#### RECORD EXTRACTS

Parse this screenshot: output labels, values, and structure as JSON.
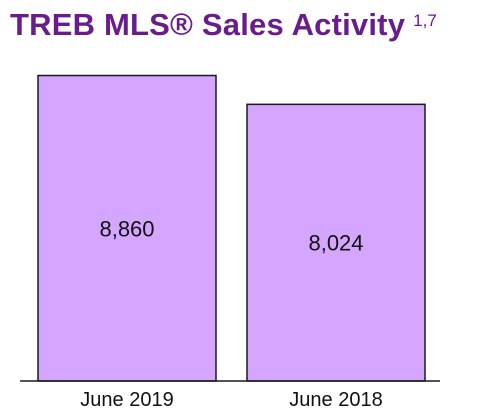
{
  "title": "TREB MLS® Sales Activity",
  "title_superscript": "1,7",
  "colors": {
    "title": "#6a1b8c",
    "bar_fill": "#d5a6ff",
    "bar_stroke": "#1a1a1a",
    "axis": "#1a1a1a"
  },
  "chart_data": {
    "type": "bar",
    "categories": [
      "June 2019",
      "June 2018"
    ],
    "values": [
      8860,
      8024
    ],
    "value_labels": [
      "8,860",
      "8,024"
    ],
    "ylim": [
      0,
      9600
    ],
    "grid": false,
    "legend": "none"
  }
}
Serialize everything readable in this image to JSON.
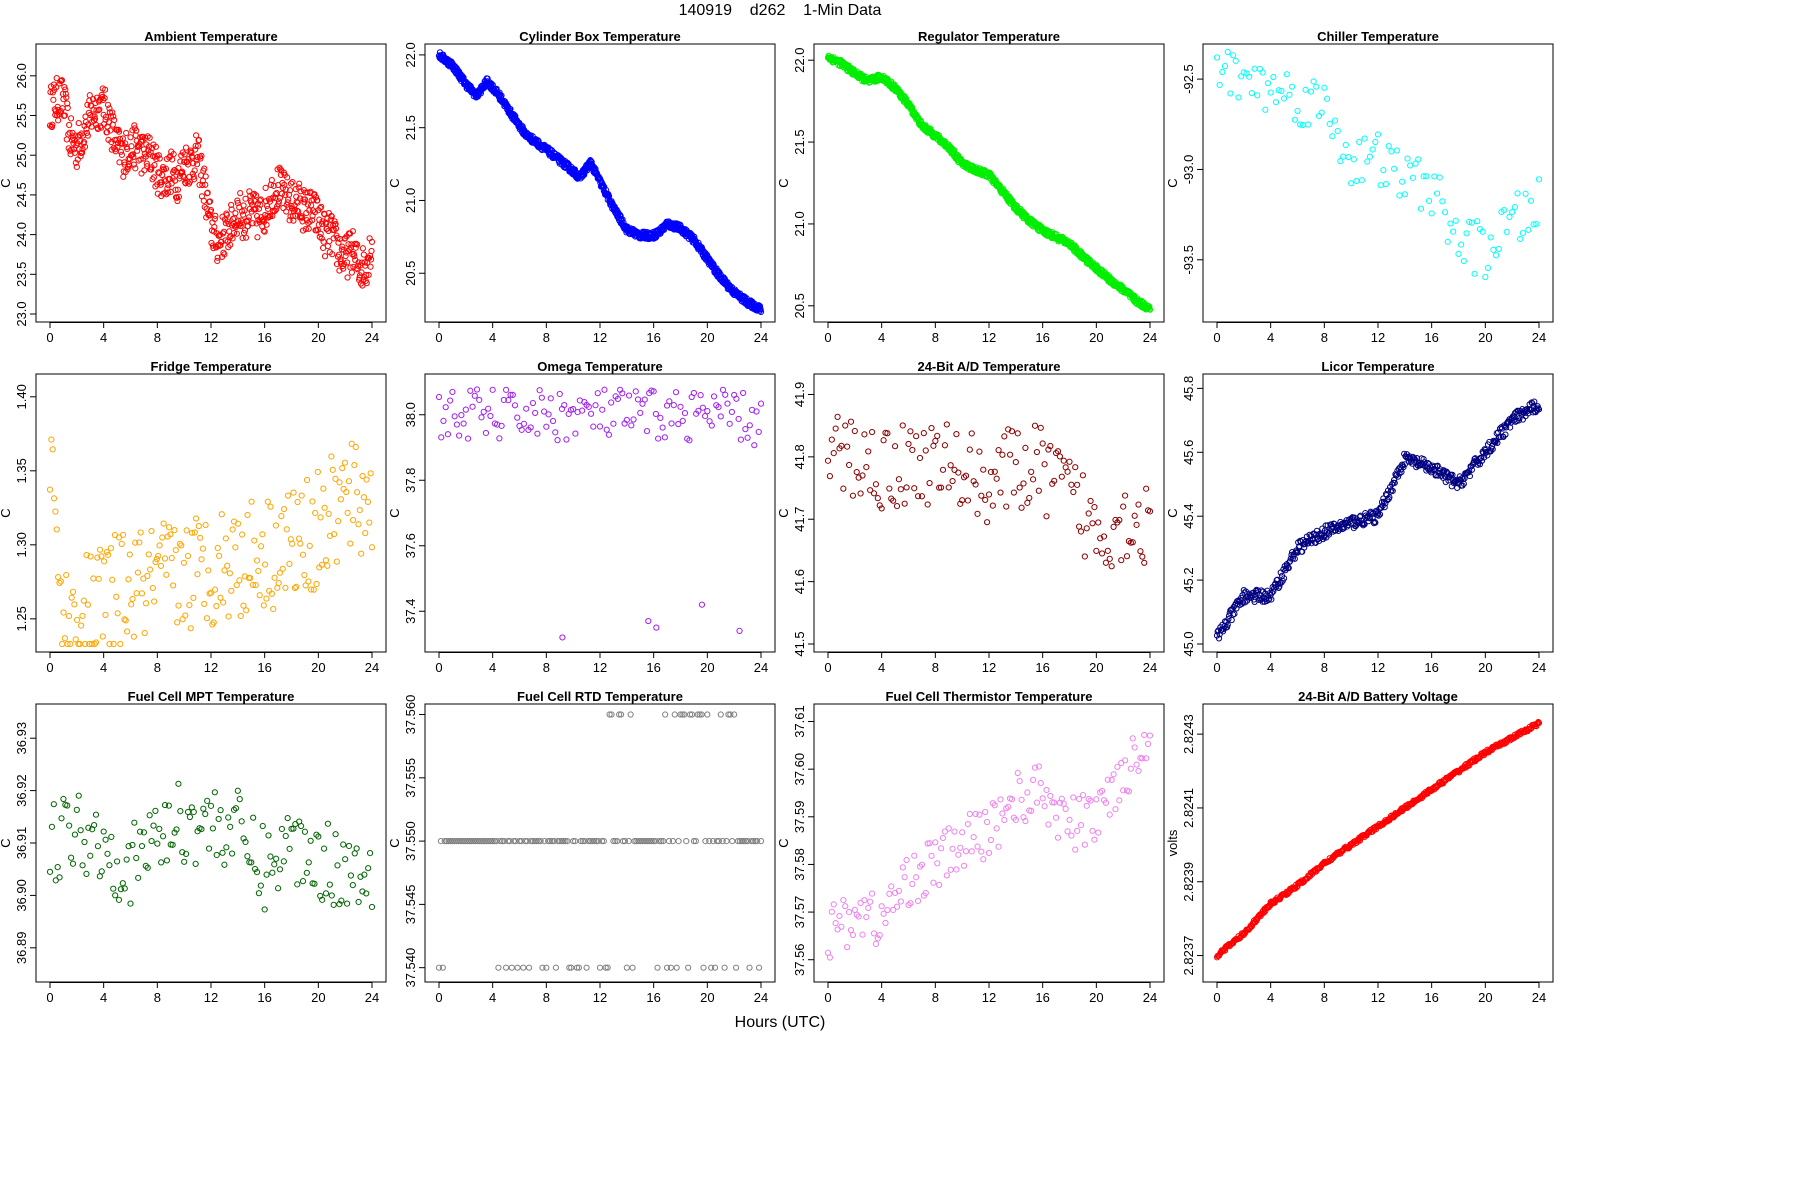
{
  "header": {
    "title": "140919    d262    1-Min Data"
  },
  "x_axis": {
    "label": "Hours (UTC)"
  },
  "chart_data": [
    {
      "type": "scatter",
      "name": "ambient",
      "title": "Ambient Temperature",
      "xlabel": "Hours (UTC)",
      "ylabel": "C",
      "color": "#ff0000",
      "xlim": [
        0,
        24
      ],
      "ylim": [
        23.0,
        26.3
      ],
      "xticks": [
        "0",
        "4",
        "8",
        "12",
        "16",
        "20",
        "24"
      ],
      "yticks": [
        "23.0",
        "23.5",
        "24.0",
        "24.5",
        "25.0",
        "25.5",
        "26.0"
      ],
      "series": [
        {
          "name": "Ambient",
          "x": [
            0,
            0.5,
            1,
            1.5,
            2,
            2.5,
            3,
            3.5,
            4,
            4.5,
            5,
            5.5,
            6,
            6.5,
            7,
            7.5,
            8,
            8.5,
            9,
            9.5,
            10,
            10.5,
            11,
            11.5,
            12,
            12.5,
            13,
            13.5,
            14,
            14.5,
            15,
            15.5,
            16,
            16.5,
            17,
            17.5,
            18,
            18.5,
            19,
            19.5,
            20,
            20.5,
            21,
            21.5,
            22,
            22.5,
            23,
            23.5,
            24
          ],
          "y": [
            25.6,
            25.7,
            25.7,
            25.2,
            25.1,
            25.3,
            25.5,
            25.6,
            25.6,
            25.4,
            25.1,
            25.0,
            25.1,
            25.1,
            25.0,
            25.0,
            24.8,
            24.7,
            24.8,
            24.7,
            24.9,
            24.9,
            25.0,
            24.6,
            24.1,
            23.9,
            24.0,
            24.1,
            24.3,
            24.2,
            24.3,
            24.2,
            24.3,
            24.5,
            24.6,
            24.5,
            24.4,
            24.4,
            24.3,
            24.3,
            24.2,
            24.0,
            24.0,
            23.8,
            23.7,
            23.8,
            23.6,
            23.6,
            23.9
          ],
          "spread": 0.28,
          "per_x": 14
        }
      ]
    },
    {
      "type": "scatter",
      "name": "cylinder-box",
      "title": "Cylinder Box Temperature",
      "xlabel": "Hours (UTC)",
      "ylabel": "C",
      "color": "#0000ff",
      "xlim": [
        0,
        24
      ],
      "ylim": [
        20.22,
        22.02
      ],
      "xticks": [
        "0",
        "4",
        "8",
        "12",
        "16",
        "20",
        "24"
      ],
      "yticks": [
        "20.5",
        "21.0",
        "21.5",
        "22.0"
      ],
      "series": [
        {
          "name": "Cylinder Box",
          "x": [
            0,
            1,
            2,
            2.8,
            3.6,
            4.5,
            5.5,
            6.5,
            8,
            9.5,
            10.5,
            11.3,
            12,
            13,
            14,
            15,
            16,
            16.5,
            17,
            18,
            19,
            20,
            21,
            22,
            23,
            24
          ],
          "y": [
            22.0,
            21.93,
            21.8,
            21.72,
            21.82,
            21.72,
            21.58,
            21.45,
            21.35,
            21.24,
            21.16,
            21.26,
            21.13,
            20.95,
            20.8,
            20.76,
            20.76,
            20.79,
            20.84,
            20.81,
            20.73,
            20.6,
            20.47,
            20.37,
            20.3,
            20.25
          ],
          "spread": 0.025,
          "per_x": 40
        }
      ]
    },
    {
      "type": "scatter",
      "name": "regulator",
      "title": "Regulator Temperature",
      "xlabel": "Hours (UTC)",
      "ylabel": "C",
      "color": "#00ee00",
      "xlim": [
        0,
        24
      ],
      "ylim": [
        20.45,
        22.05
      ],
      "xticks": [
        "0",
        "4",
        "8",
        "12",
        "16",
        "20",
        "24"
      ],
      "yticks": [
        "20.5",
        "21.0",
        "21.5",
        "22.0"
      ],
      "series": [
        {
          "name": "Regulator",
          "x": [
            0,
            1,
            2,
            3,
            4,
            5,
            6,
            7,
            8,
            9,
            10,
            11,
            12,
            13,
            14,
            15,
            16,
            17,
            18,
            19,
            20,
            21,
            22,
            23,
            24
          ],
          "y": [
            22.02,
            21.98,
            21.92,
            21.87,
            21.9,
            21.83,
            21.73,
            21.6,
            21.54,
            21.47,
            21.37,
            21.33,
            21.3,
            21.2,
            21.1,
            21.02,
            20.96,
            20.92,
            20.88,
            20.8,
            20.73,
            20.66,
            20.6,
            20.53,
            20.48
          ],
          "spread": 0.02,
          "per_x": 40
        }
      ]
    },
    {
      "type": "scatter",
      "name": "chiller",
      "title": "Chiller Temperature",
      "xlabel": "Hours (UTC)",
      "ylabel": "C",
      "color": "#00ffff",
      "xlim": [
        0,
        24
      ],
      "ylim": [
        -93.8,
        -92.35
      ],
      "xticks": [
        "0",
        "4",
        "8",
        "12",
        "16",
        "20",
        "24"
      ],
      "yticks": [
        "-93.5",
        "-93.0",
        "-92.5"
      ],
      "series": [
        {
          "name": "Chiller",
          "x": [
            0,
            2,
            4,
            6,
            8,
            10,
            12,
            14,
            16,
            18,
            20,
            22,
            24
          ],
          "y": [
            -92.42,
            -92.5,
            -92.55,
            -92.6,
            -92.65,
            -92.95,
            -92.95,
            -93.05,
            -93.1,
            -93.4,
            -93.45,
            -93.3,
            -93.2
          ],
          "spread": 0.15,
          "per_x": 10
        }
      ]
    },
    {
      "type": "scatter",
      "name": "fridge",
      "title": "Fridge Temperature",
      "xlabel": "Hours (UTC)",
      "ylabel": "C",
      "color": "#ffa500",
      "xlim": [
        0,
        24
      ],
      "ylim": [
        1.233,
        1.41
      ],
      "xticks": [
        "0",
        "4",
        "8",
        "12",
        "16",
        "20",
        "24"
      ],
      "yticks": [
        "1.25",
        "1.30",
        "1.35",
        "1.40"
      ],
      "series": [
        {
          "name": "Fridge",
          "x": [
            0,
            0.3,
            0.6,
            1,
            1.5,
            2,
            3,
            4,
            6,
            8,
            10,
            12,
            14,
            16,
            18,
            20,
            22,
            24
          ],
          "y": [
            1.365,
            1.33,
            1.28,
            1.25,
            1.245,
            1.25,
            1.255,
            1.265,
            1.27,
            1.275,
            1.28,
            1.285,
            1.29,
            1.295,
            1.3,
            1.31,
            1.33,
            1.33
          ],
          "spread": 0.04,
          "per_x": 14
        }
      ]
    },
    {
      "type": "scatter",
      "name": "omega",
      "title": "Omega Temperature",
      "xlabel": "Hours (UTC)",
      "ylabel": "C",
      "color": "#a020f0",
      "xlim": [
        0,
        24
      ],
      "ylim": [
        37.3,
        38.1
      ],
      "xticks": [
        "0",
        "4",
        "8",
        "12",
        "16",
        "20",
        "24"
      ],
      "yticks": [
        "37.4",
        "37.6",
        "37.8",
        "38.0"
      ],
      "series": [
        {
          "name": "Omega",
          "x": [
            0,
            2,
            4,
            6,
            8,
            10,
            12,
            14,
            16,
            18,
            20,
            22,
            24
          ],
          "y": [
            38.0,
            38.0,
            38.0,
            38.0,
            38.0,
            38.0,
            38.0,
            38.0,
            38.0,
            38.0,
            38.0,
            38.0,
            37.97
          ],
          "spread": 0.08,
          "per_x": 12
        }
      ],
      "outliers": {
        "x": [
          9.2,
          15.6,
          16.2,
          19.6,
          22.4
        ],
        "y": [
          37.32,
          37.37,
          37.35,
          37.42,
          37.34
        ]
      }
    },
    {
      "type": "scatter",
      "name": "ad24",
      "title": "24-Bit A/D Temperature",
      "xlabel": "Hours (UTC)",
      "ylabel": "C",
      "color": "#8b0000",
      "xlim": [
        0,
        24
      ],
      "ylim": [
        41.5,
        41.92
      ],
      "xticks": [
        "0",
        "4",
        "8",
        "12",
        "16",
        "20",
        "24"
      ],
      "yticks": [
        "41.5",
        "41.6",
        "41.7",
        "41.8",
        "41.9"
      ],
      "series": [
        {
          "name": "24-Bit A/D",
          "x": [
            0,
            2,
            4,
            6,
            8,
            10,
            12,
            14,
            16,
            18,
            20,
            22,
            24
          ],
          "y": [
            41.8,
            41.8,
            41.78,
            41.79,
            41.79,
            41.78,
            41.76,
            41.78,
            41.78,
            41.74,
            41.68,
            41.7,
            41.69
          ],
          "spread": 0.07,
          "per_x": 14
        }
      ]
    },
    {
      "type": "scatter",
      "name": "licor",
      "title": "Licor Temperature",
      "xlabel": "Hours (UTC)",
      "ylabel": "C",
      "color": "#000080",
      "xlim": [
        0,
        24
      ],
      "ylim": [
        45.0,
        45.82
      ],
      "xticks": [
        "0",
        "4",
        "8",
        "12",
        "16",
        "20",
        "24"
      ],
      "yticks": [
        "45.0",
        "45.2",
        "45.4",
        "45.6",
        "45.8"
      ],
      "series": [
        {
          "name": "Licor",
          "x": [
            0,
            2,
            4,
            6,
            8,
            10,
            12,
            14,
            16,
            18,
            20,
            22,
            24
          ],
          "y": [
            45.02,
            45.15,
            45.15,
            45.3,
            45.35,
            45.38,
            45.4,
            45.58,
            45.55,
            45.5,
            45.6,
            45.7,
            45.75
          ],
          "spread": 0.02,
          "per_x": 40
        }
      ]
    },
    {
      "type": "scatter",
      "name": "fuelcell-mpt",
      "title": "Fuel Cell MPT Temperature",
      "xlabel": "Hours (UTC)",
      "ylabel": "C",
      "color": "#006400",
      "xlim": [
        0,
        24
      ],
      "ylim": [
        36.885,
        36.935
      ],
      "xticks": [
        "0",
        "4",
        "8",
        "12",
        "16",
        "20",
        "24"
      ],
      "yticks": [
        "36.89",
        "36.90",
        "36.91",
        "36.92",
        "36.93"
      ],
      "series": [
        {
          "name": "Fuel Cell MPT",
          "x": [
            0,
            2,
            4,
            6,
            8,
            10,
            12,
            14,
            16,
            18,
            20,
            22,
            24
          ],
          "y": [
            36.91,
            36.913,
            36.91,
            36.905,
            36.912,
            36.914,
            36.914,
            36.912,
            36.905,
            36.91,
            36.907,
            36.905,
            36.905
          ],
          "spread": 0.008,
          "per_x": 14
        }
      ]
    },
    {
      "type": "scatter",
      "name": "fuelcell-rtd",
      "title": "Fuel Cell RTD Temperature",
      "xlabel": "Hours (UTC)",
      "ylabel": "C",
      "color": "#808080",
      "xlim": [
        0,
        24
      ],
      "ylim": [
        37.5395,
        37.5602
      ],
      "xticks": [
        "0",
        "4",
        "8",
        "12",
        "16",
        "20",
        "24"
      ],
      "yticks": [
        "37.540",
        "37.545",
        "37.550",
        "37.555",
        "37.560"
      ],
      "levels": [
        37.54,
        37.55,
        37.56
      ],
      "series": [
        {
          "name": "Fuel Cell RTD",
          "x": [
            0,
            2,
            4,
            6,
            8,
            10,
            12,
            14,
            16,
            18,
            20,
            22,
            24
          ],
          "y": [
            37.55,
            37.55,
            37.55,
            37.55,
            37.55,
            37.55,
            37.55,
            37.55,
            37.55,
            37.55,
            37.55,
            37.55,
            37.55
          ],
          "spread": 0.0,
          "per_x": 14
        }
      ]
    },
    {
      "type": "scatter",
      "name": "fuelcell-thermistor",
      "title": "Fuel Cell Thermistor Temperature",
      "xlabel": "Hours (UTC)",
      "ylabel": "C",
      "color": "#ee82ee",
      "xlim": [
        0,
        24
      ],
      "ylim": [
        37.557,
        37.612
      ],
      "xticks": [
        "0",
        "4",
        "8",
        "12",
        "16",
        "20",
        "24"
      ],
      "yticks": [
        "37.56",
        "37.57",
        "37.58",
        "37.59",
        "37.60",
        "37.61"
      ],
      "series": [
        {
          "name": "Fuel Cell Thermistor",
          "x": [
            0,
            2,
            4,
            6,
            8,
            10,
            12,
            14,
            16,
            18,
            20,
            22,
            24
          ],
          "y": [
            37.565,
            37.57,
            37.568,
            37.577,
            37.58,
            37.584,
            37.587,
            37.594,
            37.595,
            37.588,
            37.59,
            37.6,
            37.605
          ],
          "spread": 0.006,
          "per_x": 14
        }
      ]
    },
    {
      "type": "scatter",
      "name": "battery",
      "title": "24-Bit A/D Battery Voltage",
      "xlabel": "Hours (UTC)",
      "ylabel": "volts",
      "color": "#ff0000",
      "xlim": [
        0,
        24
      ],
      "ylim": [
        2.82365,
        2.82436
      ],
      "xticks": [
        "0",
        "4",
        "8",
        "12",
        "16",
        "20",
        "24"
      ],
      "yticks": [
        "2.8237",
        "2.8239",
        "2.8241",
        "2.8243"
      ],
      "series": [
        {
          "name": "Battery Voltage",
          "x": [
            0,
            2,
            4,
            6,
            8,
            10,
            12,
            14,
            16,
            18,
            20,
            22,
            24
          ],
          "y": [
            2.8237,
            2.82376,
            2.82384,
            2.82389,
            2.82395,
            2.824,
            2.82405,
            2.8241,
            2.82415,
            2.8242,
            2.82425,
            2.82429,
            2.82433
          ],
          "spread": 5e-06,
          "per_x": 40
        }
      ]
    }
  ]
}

########
#### RECORD EXTRACTS

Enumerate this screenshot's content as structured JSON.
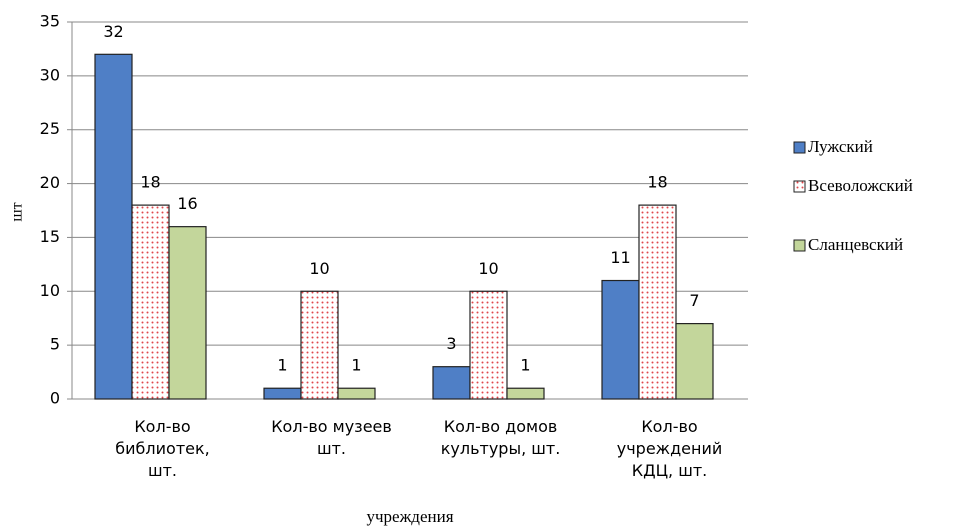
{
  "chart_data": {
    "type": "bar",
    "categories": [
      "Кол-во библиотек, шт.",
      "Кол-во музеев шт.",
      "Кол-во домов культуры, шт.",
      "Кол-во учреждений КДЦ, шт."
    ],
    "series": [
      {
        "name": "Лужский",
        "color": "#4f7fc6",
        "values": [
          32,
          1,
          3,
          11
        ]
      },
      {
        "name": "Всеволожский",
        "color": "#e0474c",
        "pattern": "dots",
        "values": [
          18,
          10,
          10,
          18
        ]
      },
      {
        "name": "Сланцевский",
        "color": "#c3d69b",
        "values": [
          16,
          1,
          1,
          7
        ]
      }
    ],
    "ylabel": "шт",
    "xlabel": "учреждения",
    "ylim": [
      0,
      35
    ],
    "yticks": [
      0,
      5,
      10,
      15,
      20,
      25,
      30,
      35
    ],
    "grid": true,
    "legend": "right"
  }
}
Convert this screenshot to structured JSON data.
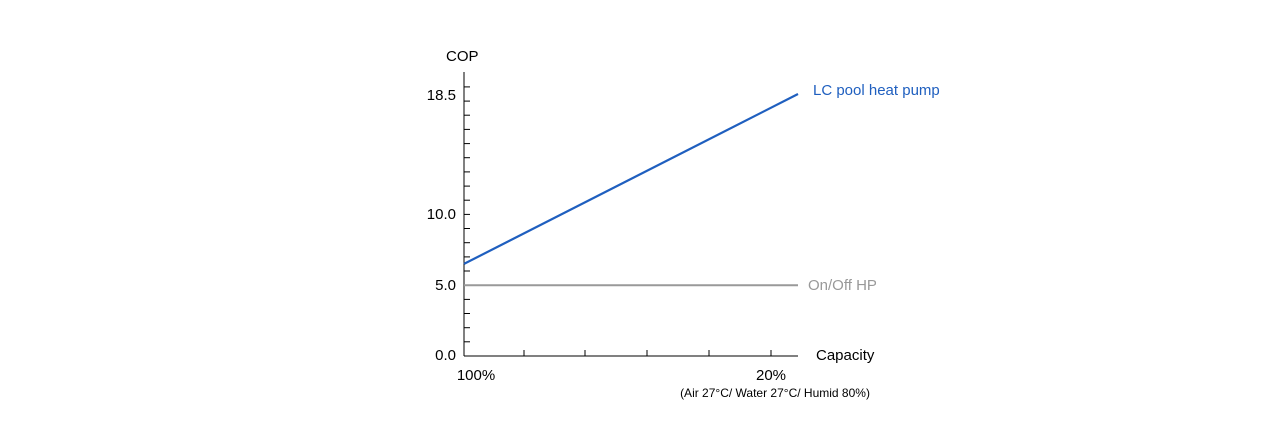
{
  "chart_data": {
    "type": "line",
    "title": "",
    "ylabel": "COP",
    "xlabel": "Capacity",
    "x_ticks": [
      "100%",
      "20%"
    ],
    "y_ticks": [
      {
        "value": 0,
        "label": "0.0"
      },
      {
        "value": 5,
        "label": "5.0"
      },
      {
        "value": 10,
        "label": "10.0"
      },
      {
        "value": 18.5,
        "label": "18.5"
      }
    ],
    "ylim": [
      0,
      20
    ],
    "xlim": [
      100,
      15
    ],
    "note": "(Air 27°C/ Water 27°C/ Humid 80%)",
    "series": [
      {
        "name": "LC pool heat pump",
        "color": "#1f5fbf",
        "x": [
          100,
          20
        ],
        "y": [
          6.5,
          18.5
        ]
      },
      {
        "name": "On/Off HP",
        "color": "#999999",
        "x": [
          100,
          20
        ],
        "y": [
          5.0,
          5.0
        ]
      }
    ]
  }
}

########

[TASK DESCRIPTION] Pull out every line of the records above that contains the word "JSON".

[THE REPLY]
Parse this screenshot: output labels, values, and structure as JSON.
Serialize everything readable in this image to JSON.
Enumerate this screenshot's content as structured JSON.
Convert this screenshot to structured JSON data.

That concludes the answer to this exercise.